**WRITTEN PROBLEM**
Find the string "Hause" in the entries and copy each line that has it.

(Saved entries)
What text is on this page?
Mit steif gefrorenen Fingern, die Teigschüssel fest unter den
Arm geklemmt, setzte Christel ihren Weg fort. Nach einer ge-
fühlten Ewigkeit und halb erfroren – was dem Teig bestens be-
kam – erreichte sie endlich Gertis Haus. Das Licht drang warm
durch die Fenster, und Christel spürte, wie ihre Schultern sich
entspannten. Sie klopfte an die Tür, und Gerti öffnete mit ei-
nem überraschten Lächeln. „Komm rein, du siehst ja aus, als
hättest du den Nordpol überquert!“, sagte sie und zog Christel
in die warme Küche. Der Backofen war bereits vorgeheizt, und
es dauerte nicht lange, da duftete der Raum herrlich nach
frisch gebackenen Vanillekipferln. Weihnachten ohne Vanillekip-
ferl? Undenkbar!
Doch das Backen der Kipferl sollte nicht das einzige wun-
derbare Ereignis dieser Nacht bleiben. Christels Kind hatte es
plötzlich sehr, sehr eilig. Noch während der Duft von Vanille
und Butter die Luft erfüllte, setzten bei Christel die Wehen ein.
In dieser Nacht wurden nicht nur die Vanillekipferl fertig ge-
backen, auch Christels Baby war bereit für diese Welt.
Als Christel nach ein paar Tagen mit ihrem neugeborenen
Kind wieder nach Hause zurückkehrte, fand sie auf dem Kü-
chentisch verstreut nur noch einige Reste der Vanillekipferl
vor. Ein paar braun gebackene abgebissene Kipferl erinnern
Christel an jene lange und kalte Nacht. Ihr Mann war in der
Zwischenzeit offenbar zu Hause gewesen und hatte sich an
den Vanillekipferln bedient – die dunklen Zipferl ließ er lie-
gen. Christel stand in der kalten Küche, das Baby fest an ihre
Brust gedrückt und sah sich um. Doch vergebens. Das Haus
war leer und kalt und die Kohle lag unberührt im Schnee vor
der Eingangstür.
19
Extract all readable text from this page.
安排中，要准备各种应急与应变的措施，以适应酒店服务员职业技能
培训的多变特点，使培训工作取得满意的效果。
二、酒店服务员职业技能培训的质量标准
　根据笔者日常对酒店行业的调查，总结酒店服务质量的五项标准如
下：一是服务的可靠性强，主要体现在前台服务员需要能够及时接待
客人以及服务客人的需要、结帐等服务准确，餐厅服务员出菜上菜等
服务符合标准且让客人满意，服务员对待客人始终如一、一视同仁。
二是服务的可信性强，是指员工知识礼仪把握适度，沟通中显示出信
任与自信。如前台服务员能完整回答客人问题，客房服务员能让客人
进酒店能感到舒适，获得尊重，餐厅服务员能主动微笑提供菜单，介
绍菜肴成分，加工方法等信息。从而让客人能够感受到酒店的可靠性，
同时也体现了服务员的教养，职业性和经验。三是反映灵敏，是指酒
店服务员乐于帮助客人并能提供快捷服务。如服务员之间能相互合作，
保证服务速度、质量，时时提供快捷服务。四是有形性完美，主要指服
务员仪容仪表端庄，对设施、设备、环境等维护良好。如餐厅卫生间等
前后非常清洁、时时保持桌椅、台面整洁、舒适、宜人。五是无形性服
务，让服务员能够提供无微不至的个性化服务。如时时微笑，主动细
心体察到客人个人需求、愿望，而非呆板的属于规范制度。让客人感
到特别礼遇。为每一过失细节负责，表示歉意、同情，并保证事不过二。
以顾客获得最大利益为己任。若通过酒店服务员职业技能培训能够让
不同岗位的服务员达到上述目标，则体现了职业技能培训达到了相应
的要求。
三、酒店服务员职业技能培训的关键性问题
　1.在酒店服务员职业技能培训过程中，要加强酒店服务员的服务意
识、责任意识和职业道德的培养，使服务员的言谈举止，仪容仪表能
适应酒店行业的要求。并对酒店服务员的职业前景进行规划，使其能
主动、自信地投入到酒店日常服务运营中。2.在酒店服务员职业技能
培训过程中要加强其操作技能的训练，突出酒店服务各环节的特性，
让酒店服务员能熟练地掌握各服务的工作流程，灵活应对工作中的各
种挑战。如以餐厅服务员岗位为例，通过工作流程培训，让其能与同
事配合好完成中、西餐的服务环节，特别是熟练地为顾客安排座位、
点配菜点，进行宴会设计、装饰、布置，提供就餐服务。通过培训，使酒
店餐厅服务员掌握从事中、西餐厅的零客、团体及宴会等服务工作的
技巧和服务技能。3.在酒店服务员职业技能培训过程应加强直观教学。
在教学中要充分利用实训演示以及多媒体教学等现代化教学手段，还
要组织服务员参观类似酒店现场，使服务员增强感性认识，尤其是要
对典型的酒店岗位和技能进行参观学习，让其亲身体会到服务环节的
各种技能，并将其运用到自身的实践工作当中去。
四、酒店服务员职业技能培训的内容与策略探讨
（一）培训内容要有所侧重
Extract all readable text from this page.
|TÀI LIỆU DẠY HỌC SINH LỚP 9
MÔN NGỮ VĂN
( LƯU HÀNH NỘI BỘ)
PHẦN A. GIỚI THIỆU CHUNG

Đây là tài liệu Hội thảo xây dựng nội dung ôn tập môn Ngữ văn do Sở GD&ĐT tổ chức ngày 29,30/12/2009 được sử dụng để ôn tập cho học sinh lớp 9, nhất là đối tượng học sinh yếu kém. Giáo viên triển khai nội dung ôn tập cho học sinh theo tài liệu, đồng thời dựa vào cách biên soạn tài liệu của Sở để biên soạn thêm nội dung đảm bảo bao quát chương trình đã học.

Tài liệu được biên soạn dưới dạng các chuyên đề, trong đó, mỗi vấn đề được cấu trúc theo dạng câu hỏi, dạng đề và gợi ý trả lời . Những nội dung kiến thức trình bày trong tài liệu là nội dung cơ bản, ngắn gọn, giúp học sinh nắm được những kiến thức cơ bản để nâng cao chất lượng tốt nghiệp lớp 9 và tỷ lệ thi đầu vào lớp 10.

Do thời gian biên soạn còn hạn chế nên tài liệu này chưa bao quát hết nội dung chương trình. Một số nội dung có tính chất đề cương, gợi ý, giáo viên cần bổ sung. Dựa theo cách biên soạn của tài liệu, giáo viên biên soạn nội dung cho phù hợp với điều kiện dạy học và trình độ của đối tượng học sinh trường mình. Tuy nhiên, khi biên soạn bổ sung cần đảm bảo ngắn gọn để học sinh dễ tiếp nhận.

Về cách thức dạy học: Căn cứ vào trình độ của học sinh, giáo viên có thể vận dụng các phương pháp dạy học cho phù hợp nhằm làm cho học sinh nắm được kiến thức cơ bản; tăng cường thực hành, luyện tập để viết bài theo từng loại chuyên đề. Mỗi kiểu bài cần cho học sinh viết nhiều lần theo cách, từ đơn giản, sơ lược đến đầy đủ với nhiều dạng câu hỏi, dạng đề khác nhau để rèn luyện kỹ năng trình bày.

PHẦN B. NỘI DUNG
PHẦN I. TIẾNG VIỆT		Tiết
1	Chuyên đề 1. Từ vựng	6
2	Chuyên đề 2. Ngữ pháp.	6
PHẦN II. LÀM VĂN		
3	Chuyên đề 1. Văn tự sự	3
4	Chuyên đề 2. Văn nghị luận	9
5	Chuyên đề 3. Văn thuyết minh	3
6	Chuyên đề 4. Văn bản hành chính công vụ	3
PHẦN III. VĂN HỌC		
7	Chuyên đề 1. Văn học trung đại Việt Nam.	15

**RESPONSE TO THE EXERCISE**
Kind wieder nach Hause zurückkehrte, fand sie auf dem Kü-
Zwischenzeit offenbar zu Hause gewesen und hatte sich an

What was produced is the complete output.